Check each line for the string "JSON" and give only the count of lines that have it.

[Items from a figure collection]
* start *

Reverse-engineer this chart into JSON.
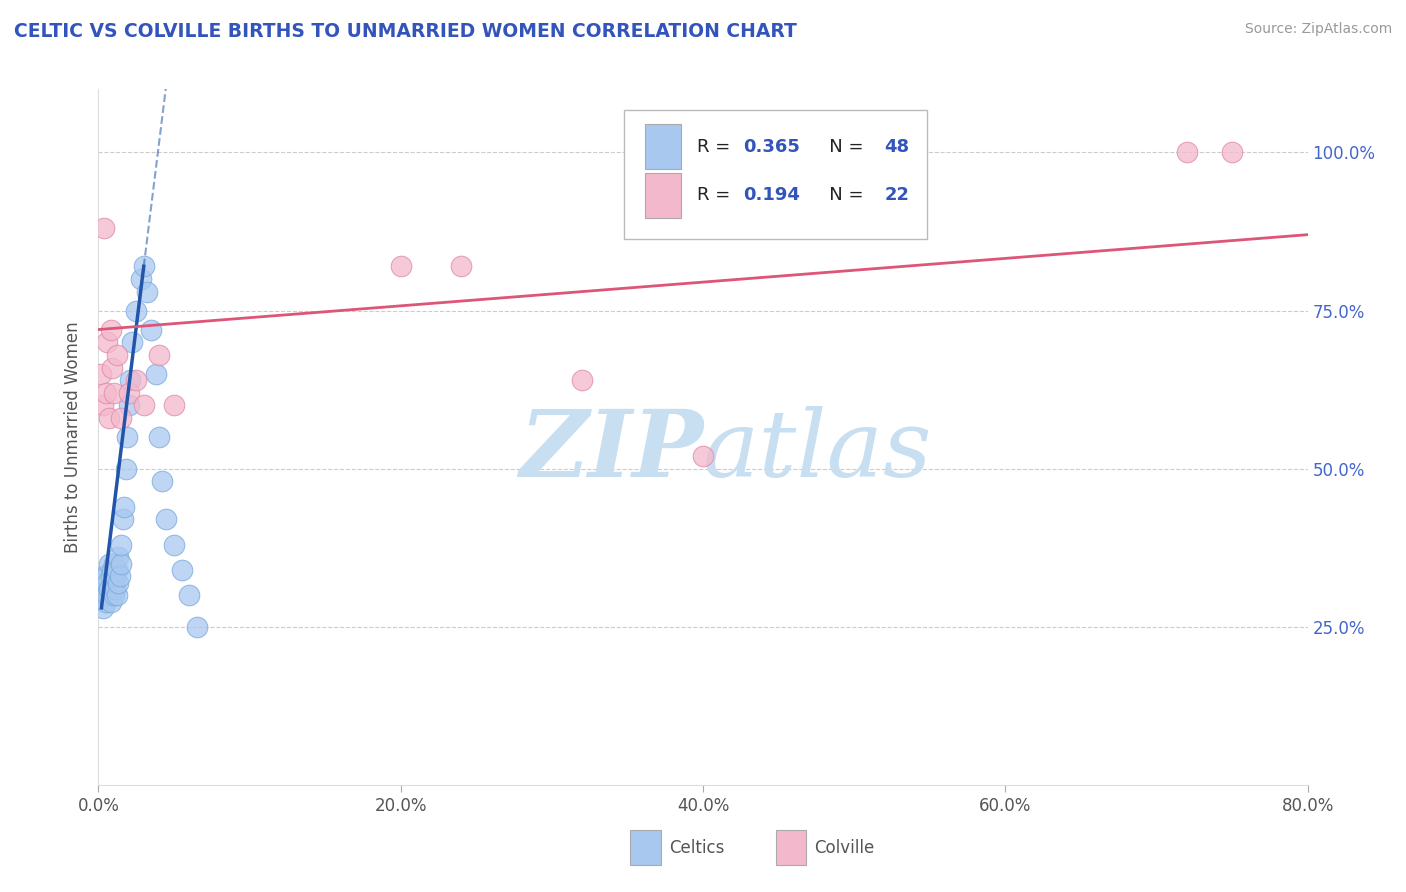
{
  "title": "CELTIC VS COLVILLE BIRTHS TO UNMARRIED WOMEN CORRELATION CHART",
  "source": "Source: ZipAtlas.com",
  "ylabel": "Births to Unmarried Women",
  "xlim": [
    0.0,
    0.8
  ],
  "ylim": [
    0.0,
    1.1
  ],
  "xticks": [
    0.0,
    0.2,
    0.4,
    0.6,
    0.8
  ],
  "xtick_labels": [
    "0.0%",
    "20.0%",
    "40.0%",
    "60.0%",
    "80.0%"
  ],
  "yticks": [
    0.25,
    0.5,
    0.75,
    1.0
  ],
  "ytick_labels": [
    "25.0%",
    "50.0%",
    "75.0%",
    "100.0%"
  ],
  "celtics_R": 0.365,
  "celtics_N": 48,
  "colville_R": 0.194,
  "colville_N": 22,
  "celtics_color": "#a8c8f0",
  "celtics_edge_color": "#7aabde",
  "celtics_line_color": "#2255aa",
  "colville_color": "#f4b8cc",
  "colville_edge_color": "#e08aaa",
  "colville_line_color": "#dd5577",
  "watermark_color": "#cce4f6",
  "background_color": "#ffffff",
  "grid_color": "#cccccc",
  "title_color": "#3355bb",
  "right_tick_color": "#4466cc",
  "celtics_x": [
    0.002,
    0.003,
    0.003,
    0.004,
    0.004,
    0.005,
    0.005,
    0.005,
    0.006,
    0.006,
    0.007,
    0.007,
    0.008,
    0.008,
    0.009,
    0.009,
    0.01,
    0.01,
    0.01,
    0.011,
    0.011,
    0.012,
    0.012,
    0.013,
    0.013,
    0.014,
    0.015,
    0.015,
    0.016,
    0.017,
    0.018,
    0.019,
    0.02,
    0.021,
    0.022,
    0.025,
    0.028,
    0.03,
    0.032,
    0.035,
    0.038,
    0.04,
    0.042,
    0.045,
    0.05,
    0.055,
    0.06,
    0.065
  ],
  "celtics_y": [
    0.3,
    0.28,
    0.32,
    0.3,
    0.33,
    0.29,
    0.31,
    0.33,
    0.3,
    0.32,
    0.31,
    0.35,
    0.29,
    0.33,
    0.31,
    0.34,
    0.3,
    0.32,
    0.35,
    0.31,
    0.33,
    0.3,
    0.34,
    0.32,
    0.36,
    0.33,
    0.35,
    0.38,
    0.42,
    0.44,
    0.5,
    0.55,
    0.6,
    0.64,
    0.7,
    0.75,
    0.8,
    0.82,
    0.78,
    0.72,
    0.65,
    0.55,
    0.48,
    0.42,
    0.38,
    0.34,
    0.3,
    0.25
  ],
  "celtics_x_line_start": 0.002,
  "celtics_x_line_solid_end": 0.03,
  "celtics_x_line_dash_end": 0.08,
  "colville_x": [
    0.002,
    0.003,
    0.004,
    0.005,
    0.006,
    0.007,
    0.008,
    0.009,
    0.01,
    0.012,
    0.015,
    0.02,
    0.025,
    0.03,
    0.04,
    0.05,
    0.2,
    0.24,
    0.32,
    0.4,
    0.72,
    0.75
  ],
  "colville_y": [
    0.65,
    0.6,
    0.88,
    0.62,
    0.7,
    0.58,
    0.72,
    0.66,
    0.62,
    0.68,
    0.58,
    0.62,
    0.64,
    0.6,
    0.68,
    0.6,
    0.82,
    0.82,
    0.64,
    0.52,
    1.0,
    1.0
  ]
}
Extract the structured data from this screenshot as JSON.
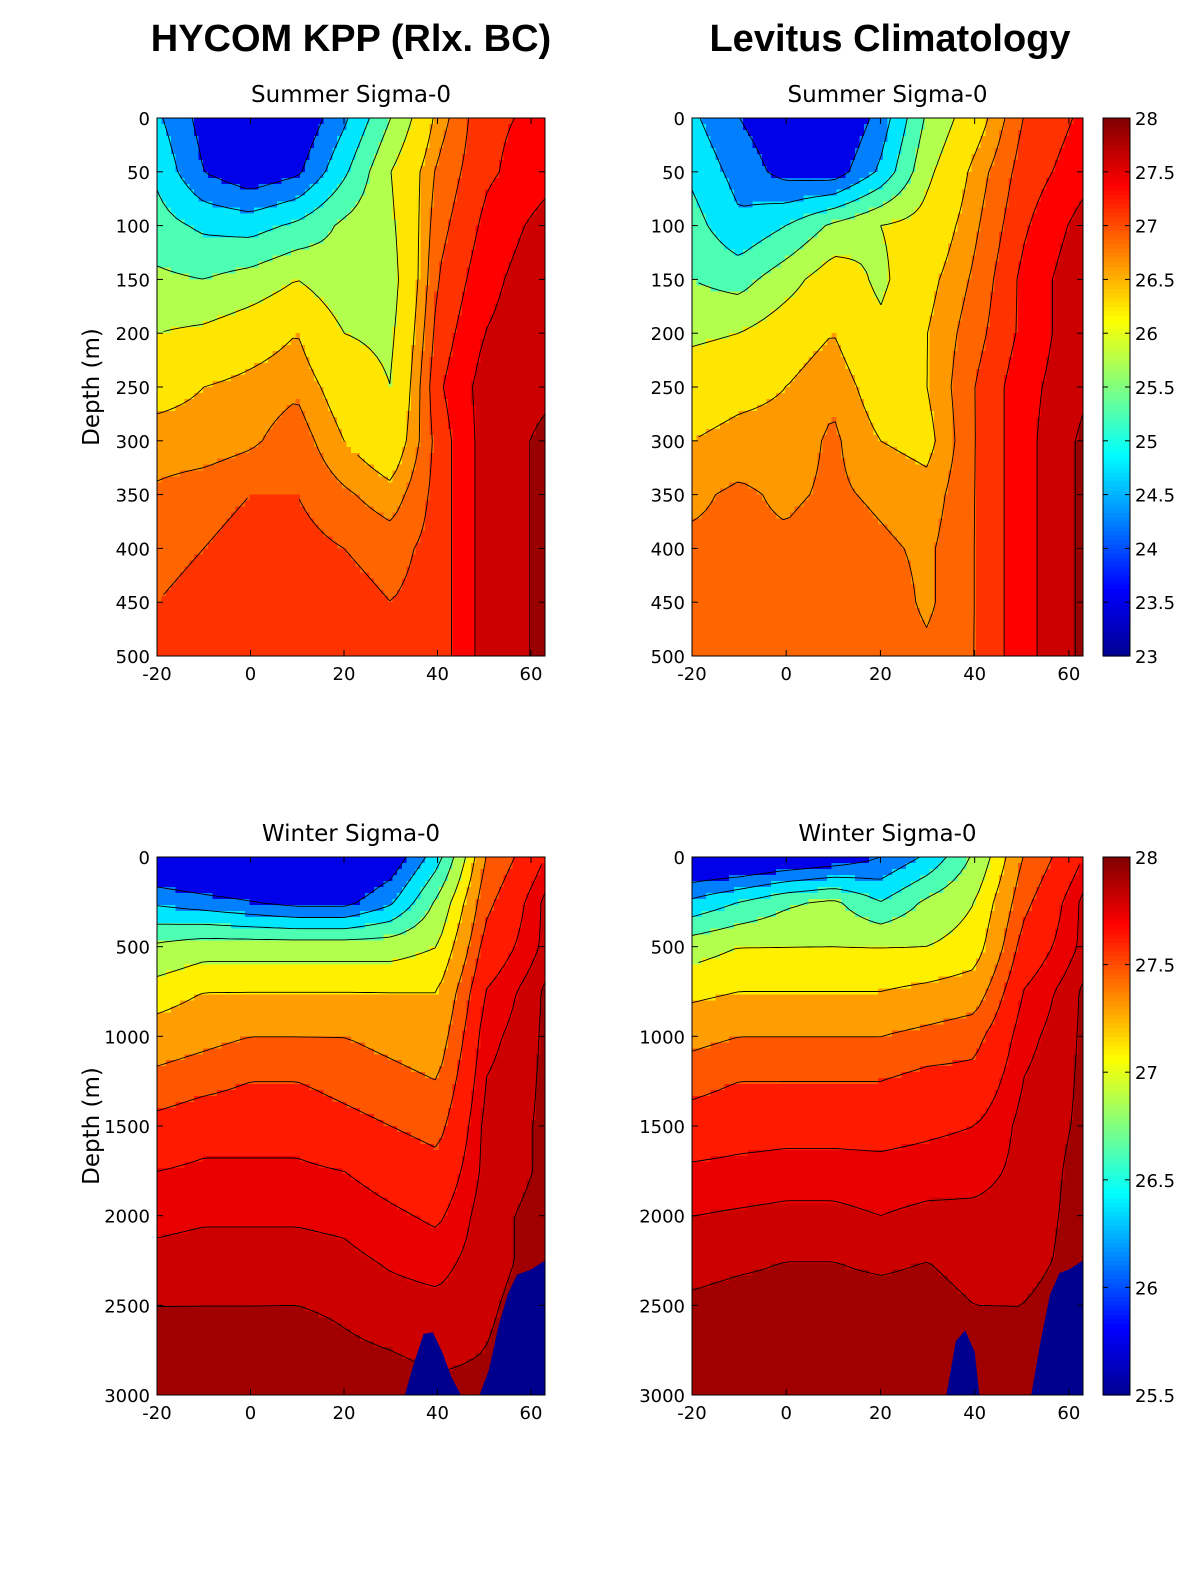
{
  "column_titles": [
    "HYCOM KPP (Rlx. BC)",
    "Levitus Climatology"
  ],
  "colors": {
    "jet": [
      "#00008f",
      "#0000ff",
      "#0080ff",
      "#00ffff",
      "#80ff80",
      "#ffff00",
      "#ff8000",
      "#ff0000",
      "#800000"
    ],
    "contour_line": "#000000",
    "topography": "#00008f"
  },
  "chart_data": [
    {
      "type": "heatmap",
      "title": "Summer Sigma-0",
      "column": "HYCOM KPP (Rlx. BC)",
      "xlabel": "",
      "ylabel": "Depth (m)",
      "xlim": [
        -20,
        63
      ],
      "ylim": [
        500,
        0
      ],
      "xticks": [
        -20,
        0,
        20,
        40,
        60
      ],
      "yticks": [
        0,
        50,
        100,
        150,
        200,
        250,
        300,
        350,
        400,
        450,
        500
      ],
      "colorbar": null,
      "field": {
        "x": [
          -20,
          -10,
          0,
          10,
          20,
          30,
          40,
          50,
          63
        ],
        "depth": [
          0,
          50,
          100,
          150,
          200,
          250,
          300,
          350,
          400,
          450,
          500
        ],
        "values": [
          [
            24.6,
            23.8,
            23.3,
            23.5,
            24.4,
            25.5,
            26.6,
            27.2,
            27.3
          ],
          [
            24.9,
            24.0,
            23.6,
            23.9,
            24.9,
            26.0,
            26.8,
            27.2,
            27.4
          ],
          [
            25.2,
            24.9,
            24.8,
            25.1,
            25.6,
            25.9,
            26.9,
            27.3,
            27.6
          ],
          [
            25.6,
            25.5,
            25.7,
            26.0,
            25.7,
            25.8,
            27.0,
            27.4,
            27.7
          ],
          [
            26.0,
            26.1,
            26.3,
            26.5,
            26.0,
            25.9,
            27.1,
            27.5,
            27.7
          ],
          [
            26.4,
            26.5,
            26.6,
            26.7,
            26.3,
            26.0,
            27.2,
            27.6,
            27.7
          ],
          [
            26.6,
            26.6,
            26.7,
            26.9,
            26.5,
            26.2,
            27.1,
            27.6,
            27.8
          ],
          [
            26.8,
            26.9,
            27.0,
            27.0,
            26.8,
            26.6,
            27.1,
            27.6,
            27.8
          ],
          [
            26.9,
            27.0,
            27.1,
            27.1,
            27.0,
            26.9,
            27.1,
            27.6,
            27.8
          ],
          [
            27.0,
            27.1,
            27.2,
            27.1,
            27.1,
            27.0,
            27.1,
            27.6,
            27.8
          ],
          [
            27.0,
            27.1,
            27.2,
            27.2,
            27.1,
            27.0,
            27.1,
            27.6,
            27.8
          ]
        ],
        "vmin": 23,
        "vmax": 28,
        "contour_levels": [
          24.0,
          24.5,
          25.0,
          25.5,
          26.0,
          26.5,
          26.75,
          27.0,
          27.25,
          27.5,
          27.75
        ],
        "seafloor": null
      }
    },
    {
      "type": "heatmap",
      "title": "Summer Sigma-0",
      "column": "Levitus Climatology",
      "xlabel": "",
      "ylabel": "",
      "xlim": [
        -20,
        63
      ],
      "ylim": [
        500,
        0
      ],
      "xticks": [
        -20,
        0,
        20,
        40,
        60
      ],
      "yticks": [
        0,
        50,
        100,
        150,
        200,
        250,
        300,
        350,
        400,
        450,
        500
      ],
      "colorbar": {
        "min": 23,
        "max": 28,
        "ticks": [
          23,
          23.5,
          24,
          24.5,
          25,
          25.5,
          26,
          26.5,
          27,
          27.5,
          28
        ]
      },
      "field": {
        "x": [
          -20,
          -10,
          0,
          10,
          20,
          30,
          40,
          50,
          63
        ],
        "depth": [
          0,
          50,
          100,
          150,
          200,
          250,
          300,
          350,
          400,
          450,
          500
        ],
        "values": [
          [
            24.6,
            24.0,
            23.6,
            23.3,
            24.2,
            25.6,
            26.3,
            27.0,
            27.3
          ],
          [
            24.9,
            24.3,
            23.8,
            23.7,
            24.6,
            25.9,
            26.6,
            27.1,
            27.4
          ],
          [
            25.2,
            24.6,
            25.0,
            25.6,
            26.0,
            26.2,
            26.7,
            27.2,
            27.6
          ],
          [
            25.5,
            25.3,
            25.8,
            26.3,
            25.9,
            26.4,
            26.8,
            27.3,
            27.7
          ],
          [
            25.9,
            26.0,
            26.3,
            26.5,
            26.1,
            26.5,
            26.9,
            27.3,
            27.7
          ],
          [
            26.3,
            26.4,
            26.5,
            26.7,
            26.3,
            26.5,
            27.0,
            27.4,
            27.7
          ],
          [
            26.5,
            26.6,
            26.6,
            26.8,
            26.5,
            26.4,
            27.0,
            27.4,
            27.8
          ],
          [
            26.7,
            26.8,
            26.7,
            26.8,
            26.7,
            26.6,
            27.0,
            27.4,
            27.8
          ],
          [
            26.8,
            26.8,
            26.8,
            26.9,
            26.8,
            26.7,
            27.0,
            27.4,
            27.8
          ],
          [
            26.8,
            26.9,
            26.8,
            26.9,
            26.9,
            26.7,
            27.0,
            27.4,
            27.8
          ],
          [
            26.8,
            26.9,
            26.9,
            26.9,
            26.9,
            26.8,
            27.0,
            27.4,
            27.8
          ]
        ],
        "vmin": 23,
        "vmax": 28,
        "contour_levels": [
          24.0,
          24.5,
          25.0,
          25.5,
          26.0,
          26.5,
          26.75,
          27.0,
          27.25,
          27.5,
          27.75
        ],
        "seafloor": null
      }
    },
    {
      "type": "heatmap",
      "title": "Winter Sigma-0",
      "column": "HYCOM KPP (Rlx. BC)",
      "xlabel": "",
      "ylabel": "Depth (m)",
      "xlim": [
        -20,
        63
      ],
      "ylim": [
        3000,
        0
      ],
      "xticks": [
        -20,
        0,
        20,
        40,
        60
      ],
      "yticks": [
        0,
        500,
        1000,
        1500,
        2000,
        2500,
        3000
      ],
      "colorbar": null,
      "field": {
        "x": [
          -20,
          -10,
          0,
          10,
          20,
          30,
          40,
          50,
          63
        ],
        "depth": [
          0,
          250,
          500,
          750,
          1000,
          1250,
          1500,
          1750,
          2000,
          2250,
          2500,
          2750,
          3000
        ],
        "values": [
          [
            25.6,
            25.5,
            25.5,
            25.5,
            25.6,
            25.8,
            26.4,
            27.4,
            27.7
          ],
          [
            26.2,
            26.1,
            26.0,
            25.9,
            25.9,
            26.2,
            26.8,
            27.5,
            27.8
          ],
          [
            26.8,
            26.9,
            26.9,
            26.9,
            26.9,
            26.9,
            27.0,
            27.6,
            27.8
          ],
          [
            27.1,
            27.2,
            27.2,
            27.2,
            27.2,
            27.2,
            27.2,
            27.7,
            27.85
          ],
          [
            27.3,
            27.35,
            27.4,
            27.4,
            27.4,
            27.35,
            27.3,
            27.75,
            27.85
          ],
          [
            27.45,
            27.5,
            27.55,
            27.55,
            27.5,
            27.45,
            27.4,
            27.78,
            27.85
          ],
          [
            27.6,
            27.65,
            27.65,
            27.65,
            27.6,
            27.55,
            27.5,
            27.8,
            27.85
          ],
          [
            27.7,
            27.72,
            27.72,
            27.72,
            27.7,
            27.65,
            27.6,
            27.8,
            27.85
          ],
          [
            27.76,
            27.77,
            27.77,
            27.77,
            27.76,
            27.72,
            27.68,
            27.82,
            27.86
          ],
          [
            27.8,
            27.81,
            27.81,
            27.81,
            27.8,
            27.77,
            27.75,
            27.82,
            27.86
          ],
          [
            27.84,
            27.84,
            27.84,
            27.84,
            27.83,
            27.81,
            27.8,
            27.83,
            27.87
          ],
          [
            27.86,
            27.86,
            27.86,
            27.87,
            27.85,
            27.84,
            27.83,
            27.84,
            27.87
          ],
          [
            27.88,
            27.88,
            27.88,
            27.89,
            27.87,
            27.86,
            27.85,
            27.85,
            27.88
          ]
        ],
        "vmin": 25.5,
        "vmax": 28,
        "contour_levels": [
          26.0,
          26.25,
          26.5,
          26.75,
          27.0,
          27.2,
          27.4,
          27.55,
          27.7,
          27.78,
          27.84
        ],
        "seafloor": {
          "x": [
            33,
            35,
            37,
            39,
            41,
            43,
            45,
            49,
            51,
            53,
            55,
            57,
            60,
            63
          ],
          "depth": [
            3000,
            2820,
            2660,
            2650,
            2760,
            2900,
            3000,
            3000,
            2860,
            2620,
            2440,
            2330,
            2300,
            2250
          ]
        }
      }
    },
    {
      "type": "heatmap",
      "title": "Winter Sigma-0",
      "column": "Levitus Climatology",
      "xlabel": "",
      "ylabel": "",
      "xlim": [
        -20,
        63
      ],
      "ylim": [
        3000,
        0
      ],
      "xticks": [
        -20,
        0,
        20,
        40,
        60
      ],
      "yticks": [
        0,
        500,
        1000,
        1500,
        2000,
        2500,
        3000
      ],
      "colorbar": {
        "min": 25.5,
        "max": 28,
        "ticks": [
          25.5,
          26,
          26.5,
          27,
          27.5,
          28
        ]
      },
      "field": {
        "x": [
          -20,
          -10,
          0,
          10,
          20,
          30,
          40,
          50,
          63
        ],
        "depth": [
          0,
          250,
          500,
          750,
          1000,
          1250,
          1500,
          1750,
          2000,
          2250,
          2500,
          2750,
          3000
        ],
        "values": [
          [
            25.6,
            25.6,
            25.7,
            25.8,
            26.0,
            26.3,
            26.8,
            27.4,
            27.7
          ],
          [
            26.3,
            26.5,
            26.7,
            26.8,
            26.5,
            26.8,
            27.0,
            27.5,
            27.8
          ],
          [
            26.9,
            27.0,
            27.0,
            27.0,
            27.0,
            27.0,
            27.1,
            27.6,
            27.8
          ],
          [
            27.15,
            27.2,
            27.2,
            27.2,
            27.2,
            27.25,
            27.3,
            27.7,
            27.85
          ],
          [
            27.35,
            27.4,
            27.4,
            27.4,
            27.4,
            27.45,
            27.5,
            27.75,
            27.85
          ],
          [
            27.5,
            27.55,
            27.55,
            27.55,
            27.55,
            27.6,
            27.6,
            27.78,
            27.85
          ],
          [
            27.62,
            27.65,
            27.66,
            27.66,
            27.66,
            27.68,
            27.7,
            27.8,
            27.85
          ],
          [
            27.72,
            27.73,
            27.74,
            27.74,
            27.73,
            27.74,
            27.75,
            27.8,
            27.86
          ],
          [
            27.78,
            27.79,
            27.8,
            27.8,
            27.78,
            27.8,
            27.8,
            27.81,
            27.86
          ],
          [
            27.82,
            27.83,
            27.84,
            27.84,
            27.83,
            27.84,
            27.82,
            27.82,
            27.86
          ],
          [
            27.85,
            27.86,
            27.86,
            27.86,
            27.86,
            27.86,
            27.84,
            27.84,
            27.87
          ],
          [
            27.87,
            27.87,
            27.87,
            27.87,
            27.87,
            27.87,
            27.86,
            27.85,
            27.87
          ],
          [
            27.88,
            27.88,
            27.88,
            27.88,
            27.88,
            27.88,
            27.87,
            27.86,
            27.88
          ]
        ],
        "vmin": 25.5,
        "vmax": 28,
        "contour_levels": [
          26.0,
          26.25,
          26.5,
          26.75,
          27.0,
          27.2,
          27.4,
          27.55,
          27.7,
          27.78,
          27.84
        ],
        "seafloor": {
          "x": [
            34,
            36,
            38,
            40,
            41,
            43,
            52,
            54,
            56,
            58,
            60,
            63
          ],
          "depth": [
            3000,
            2700,
            2640,
            2760,
            3000,
            3000,
            3000,
            2700,
            2440,
            2320,
            2300,
            2250
          ]
        }
      }
    }
  ]
}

* end *

## Task answer:
2